WHAT TO DO: Reproduce the listing below exactly, minus its pictures.

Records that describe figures
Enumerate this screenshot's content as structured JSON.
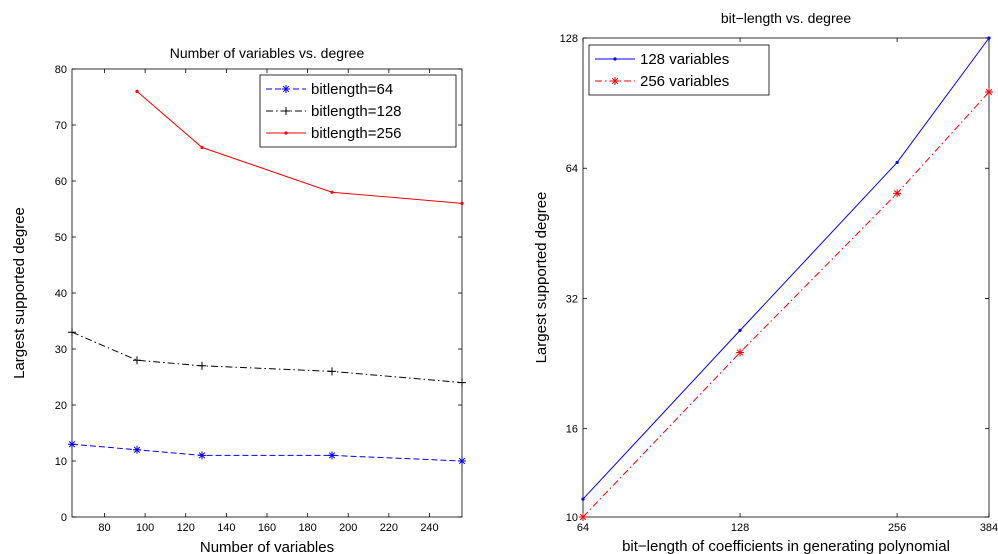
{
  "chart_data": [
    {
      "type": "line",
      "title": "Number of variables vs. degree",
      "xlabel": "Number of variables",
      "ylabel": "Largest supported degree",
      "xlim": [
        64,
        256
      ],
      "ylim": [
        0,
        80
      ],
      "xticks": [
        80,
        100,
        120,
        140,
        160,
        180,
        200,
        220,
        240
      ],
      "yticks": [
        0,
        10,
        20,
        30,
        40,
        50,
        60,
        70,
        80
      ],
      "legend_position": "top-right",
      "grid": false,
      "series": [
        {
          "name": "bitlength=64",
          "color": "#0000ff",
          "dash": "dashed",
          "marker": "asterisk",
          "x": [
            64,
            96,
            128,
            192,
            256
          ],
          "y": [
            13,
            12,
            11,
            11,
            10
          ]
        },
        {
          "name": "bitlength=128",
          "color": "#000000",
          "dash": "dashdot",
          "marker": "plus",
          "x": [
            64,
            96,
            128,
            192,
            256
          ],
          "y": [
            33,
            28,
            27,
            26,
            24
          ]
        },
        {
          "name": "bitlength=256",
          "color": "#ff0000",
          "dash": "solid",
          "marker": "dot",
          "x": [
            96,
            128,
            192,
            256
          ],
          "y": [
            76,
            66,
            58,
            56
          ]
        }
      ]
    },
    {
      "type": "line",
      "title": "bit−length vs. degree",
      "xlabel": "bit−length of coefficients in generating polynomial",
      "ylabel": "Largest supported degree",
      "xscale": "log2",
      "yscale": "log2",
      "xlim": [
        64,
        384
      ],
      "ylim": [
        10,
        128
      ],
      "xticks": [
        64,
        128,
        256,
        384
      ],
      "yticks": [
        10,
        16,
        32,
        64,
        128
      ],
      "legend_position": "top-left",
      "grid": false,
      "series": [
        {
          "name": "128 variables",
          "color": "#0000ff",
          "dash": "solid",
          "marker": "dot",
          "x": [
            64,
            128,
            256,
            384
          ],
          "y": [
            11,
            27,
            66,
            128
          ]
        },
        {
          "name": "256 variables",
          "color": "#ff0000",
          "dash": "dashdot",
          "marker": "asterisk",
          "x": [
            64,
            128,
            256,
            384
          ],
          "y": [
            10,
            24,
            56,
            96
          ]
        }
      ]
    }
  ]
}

SOLUTION TO THIS EXERCISE:
Enumerate this screenshot's content as structured JSON.
{
  "chart_data": [
    {
      "type": "line",
      "title": "Number of variables vs. degree",
      "xlabel": "Number of variables",
      "ylabel": "Largest supported degree",
      "xlim": [
        64,
        256
      ],
      "ylim": [
        0,
        80
      ],
      "xticks": [
        80,
        100,
        120,
        140,
        160,
        180,
        200,
        220,
        240
      ],
      "yticks": [
        0,
        10,
        20,
        30,
        40,
        50,
        60,
        70,
        80
      ],
      "legend_position": "top-right",
      "grid": false,
      "series": [
        {
          "name": "bitlength=64",
          "color": "#0000ff",
          "dash": "dashed",
          "marker": "asterisk",
          "x": [
            64,
            96,
            128,
            192,
            256
          ],
          "y": [
            13,
            12,
            11,
            11,
            10
          ]
        },
        {
          "name": "bitlength=128",
          "color": "#000000",
          "dash": "dashdot",
          "marker": "plus",
          "x": [
            64,
            96,
            128,
            192,
            256
          ],
          "y": [
            33,
            28,
            27,
            26,
            24
          ]
        },
        {
          "name": "bitlength=256",
          "color": "#ff0000",
          "dash": "solid",
          "marker": "dot",
          "x": [
            96,
            128,
            192,
            256
          ],
          "y": [
            76,
            66,
            58,
            56
          ]
        }
      ]
    },
    {
      "type": "line",
      "title": "bit−length vs. degree",
      "xlabel": "bit−length of coefficients in generating polynomial",
      "ylabel": "Largest supported degree",
      "xscale": "log2",
      "yscale": "log2",
      "xlim": [
        64,
        384
      ],
      "ylim": [
        10,
        128
      ],
      "xticks": [
        64,
        128,
        256,
        384
      ],
      "yticks": [
        10,
        16,
        32,
        64,
        128
      ],
      "legend_position": "top-left",
      "grid": false,
      "series": [
        {
          "name": "128 variables",
          "color": "#0000ff",
          "dash": "solid",
          "marker": "dot",
          "x": [
            64,
            128,
            256,
            384
          ],
          "y": [
            11,
            27,
            66,
            128
          ]
        },
        {
          "name": "256 variables",
          "color": "#ff0000",
          "dash": "dashdot",
          "marker": "asterisk",
          "x": [
            64,
            128,
            256,
            384
          ],
          "y": [
            10,
            24,
            56,
            96
          ]
        }
      ]
    }
  ]
}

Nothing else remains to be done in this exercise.